(Data records)
+ + + + +
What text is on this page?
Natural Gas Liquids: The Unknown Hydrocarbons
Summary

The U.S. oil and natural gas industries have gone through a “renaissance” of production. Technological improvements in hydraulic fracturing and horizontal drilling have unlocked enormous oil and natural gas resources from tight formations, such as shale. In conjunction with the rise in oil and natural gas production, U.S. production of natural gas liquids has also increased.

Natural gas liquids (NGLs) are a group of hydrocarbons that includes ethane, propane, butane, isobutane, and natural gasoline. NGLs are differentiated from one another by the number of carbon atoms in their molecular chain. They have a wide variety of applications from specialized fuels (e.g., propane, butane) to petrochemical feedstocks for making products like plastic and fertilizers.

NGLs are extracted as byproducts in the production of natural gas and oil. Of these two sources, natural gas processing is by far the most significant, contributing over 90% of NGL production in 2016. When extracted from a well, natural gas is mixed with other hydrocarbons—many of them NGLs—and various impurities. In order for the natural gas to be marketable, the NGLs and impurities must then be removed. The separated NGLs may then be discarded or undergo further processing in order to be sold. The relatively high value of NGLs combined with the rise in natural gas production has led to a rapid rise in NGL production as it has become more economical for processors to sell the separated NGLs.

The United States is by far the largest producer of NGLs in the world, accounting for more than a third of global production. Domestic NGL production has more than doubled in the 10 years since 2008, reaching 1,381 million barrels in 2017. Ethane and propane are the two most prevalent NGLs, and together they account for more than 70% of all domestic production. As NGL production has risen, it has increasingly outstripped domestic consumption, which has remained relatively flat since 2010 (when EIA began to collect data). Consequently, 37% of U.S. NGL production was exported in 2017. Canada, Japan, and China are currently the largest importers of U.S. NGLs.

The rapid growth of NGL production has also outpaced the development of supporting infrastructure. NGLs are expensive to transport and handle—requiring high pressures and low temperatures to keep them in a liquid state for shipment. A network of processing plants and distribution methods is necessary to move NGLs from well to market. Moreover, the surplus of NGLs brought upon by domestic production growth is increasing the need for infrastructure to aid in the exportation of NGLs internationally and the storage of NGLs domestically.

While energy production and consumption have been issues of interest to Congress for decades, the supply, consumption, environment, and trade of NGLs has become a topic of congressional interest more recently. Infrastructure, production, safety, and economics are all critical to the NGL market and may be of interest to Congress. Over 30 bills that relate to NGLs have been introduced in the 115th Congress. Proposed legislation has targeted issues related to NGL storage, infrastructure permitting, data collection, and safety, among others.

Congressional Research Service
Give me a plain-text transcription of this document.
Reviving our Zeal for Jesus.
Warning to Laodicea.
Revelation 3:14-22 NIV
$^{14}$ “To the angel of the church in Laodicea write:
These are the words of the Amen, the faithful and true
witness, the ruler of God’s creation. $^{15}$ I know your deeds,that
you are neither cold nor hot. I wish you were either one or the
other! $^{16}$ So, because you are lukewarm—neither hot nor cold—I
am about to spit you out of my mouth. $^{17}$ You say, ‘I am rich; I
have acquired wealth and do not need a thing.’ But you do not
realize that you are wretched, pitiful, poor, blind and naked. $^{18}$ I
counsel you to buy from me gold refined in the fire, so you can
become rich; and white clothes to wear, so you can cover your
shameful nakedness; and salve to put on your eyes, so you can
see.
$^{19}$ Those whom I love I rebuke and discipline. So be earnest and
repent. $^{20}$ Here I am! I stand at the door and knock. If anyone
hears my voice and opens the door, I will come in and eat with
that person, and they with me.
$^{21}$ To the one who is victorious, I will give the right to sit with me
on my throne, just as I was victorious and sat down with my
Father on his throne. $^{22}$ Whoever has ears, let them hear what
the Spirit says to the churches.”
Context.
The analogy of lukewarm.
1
+ + + + +
**Requirements**
Repeat each entry word for word.

**Task solution**
What text is on this page?
Natural Gas Liquids: The Unknown Hydrocarbons
Summary

The U.S. oil and natural gas industries have gone through a “renaissance” of production. Technological improvements in hydraulic fracturing and horizontal drilling have unlocked enormous oil and natural gas resources from tight formations, such as shale. In conjunction with the rise in oil and natural gas production, U.S. production of natural gas liquids has also increased.

Natural gas liquids (NGLs) are a group of hydrocarbons that includes ethane, propane, butane, isobutane, and natural gasoline. NGLs are differentiated from one another by the number of carbon atoms in their molecular chain. They have a wide variety of applications from specialized fuels (e.g., propane, butane) to petrochemical feedstocks for making products like plastic and fertilizers.

NGLs are extracted as byproducts in the production of natural gas and oil. Of these two sources, natural gas processing is by far the most significant, contributing over 90% of NGL production in 2016. When extracted from a well, natural gas is mixed with other hydrocarbons—many of them NGLs—and various impurities. In order for the natural gas to be marketable, the NGLs and impurities must then be removed. The separated NGLs may then be discarded or undergo further processing in order to be sold. The relatively high value of NGLs combined with the rise in natural gas production has led to a rapid rise in NGL production as it has become more economical for processors to sell the separated NGLs.

The United States is by far the largest producer of NGLs in the world, accounting for more than a third of global production. Domestic NGL production has more than doubled in the 10 years since 2008, reaching 1,381 million barrels in 2017. Ethane and propane are the two most prevalent NGLs, and together they account for more than 70% of all domestic production. As NGL production has risen, it has increasingly outstripped domestic consumption, which has remained relatively flat since 2010 (when EIA began to collect data). Consequently, 37% of U.S. NGL production was exported in 2017. Canada, Japan, and China are currently the largest importers of U.S. NGLs.

The rapid growth of NGL production has also outpaced the development of supporting infrastructure. NGLs are expensive to transport and handle—requiring high pressures and low temperatures to keep them in a liquid state for shipment. A network of processing plants and distribution methods is necessary to move NGLs from well to market. Moreover, the surplus of NGLs brought upon by domestic production growth is increasing the need for infrastructure to aid in the exportation of NGLs internationally and the storage of NGLs domestically.

While energy production and consumption have been issues of interest to Congress for decades, the supply, consumption, environment, and trade of NGLs has become a topic of congressional interest more recently. Infrastructure, production, safety, and economics are all critical to the NGL market and may be of interest to Congress. Over 30 bills that relate to NGLs have been introduced in the 115th Congress. Proposed legislation has targeted issues related to NGL storage, infrastructure permitting, data collection, and safety, among others.

Congressional Research Service
Give me a plain-text transcription of this document.
Reviving our Zeal for Jesus.
Warning to Laodicea.
Revelation 3:14-22 NIV
$^{14}$ “To the angel of the church in Laodicea write:
These are the words of the Amen, the faithful and true
witness, the ruler of God’s creation. $^{15}$ I know your deeds,that
you are neither cold nor hot. I wish you were either one or the
other! $^{16}$ So, because you are lukewarm—neither hot nor cold—I
am about to spit you out of my mouth. $^{17}$ You say, ‘I am rich; I
have acquired wealth and do not need a thing.’ But you do not
realize that you are wretched, pitiful, poor, blind and naked. $^{18}$ I
counsel you to buy from me gold refined in the fire, so you can
become rich; and white clothes to wear, so you can cover your
shameful nakedness; and salve to put on your eyes, so you can
see.
$^{19}$ Those whom I love I rebuke and discipline. So be earnest and
repent. $^{20}$ Here I am! I stand at the door and knock. If anyone
hears my voice and opens the door, I will come in and eat with
that person, and they with me.
$^{21}$ To the one who is victorious, I will give the right to sit with me
on my throne, just as I was victorious and sat down with my
Father on his throne. $^{22}$ Whoever has ears, let them hear what
the Spirit says to the churches.”
Context.
The analogy of lukewarm.
1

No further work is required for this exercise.